▸ **EXCERPTED RECORDS**
----

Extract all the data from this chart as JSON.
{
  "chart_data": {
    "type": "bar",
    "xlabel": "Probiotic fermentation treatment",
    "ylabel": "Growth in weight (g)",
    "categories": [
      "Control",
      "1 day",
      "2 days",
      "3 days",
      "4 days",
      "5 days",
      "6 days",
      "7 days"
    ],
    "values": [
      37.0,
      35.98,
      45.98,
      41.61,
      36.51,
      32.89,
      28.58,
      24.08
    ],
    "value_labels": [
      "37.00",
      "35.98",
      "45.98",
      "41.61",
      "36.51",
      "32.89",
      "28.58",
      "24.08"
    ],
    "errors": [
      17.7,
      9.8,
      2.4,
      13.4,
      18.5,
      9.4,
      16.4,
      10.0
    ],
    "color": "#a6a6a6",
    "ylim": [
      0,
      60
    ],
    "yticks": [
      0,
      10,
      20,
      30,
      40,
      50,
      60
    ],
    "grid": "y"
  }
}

----

▸ **SHORT PROBLEM**
Extract every line containing the string "days" from the data above.

▸ **EXERCISE SOLUTION**
      "2 days",
      "3 days",
      "4 days",
      "5 days",
      "6 days",
      "7 days"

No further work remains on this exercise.